#### What is required:
Answer with one number only: the number of lines that include the word "term".

------------------------------

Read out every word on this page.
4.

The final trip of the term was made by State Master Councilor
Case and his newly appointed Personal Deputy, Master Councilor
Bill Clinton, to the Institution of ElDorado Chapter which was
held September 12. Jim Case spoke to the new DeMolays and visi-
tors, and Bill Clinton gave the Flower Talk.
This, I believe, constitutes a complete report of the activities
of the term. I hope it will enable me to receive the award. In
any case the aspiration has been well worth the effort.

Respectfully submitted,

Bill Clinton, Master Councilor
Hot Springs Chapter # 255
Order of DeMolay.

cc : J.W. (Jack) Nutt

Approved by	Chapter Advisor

------------------------------

#### Full solution:
2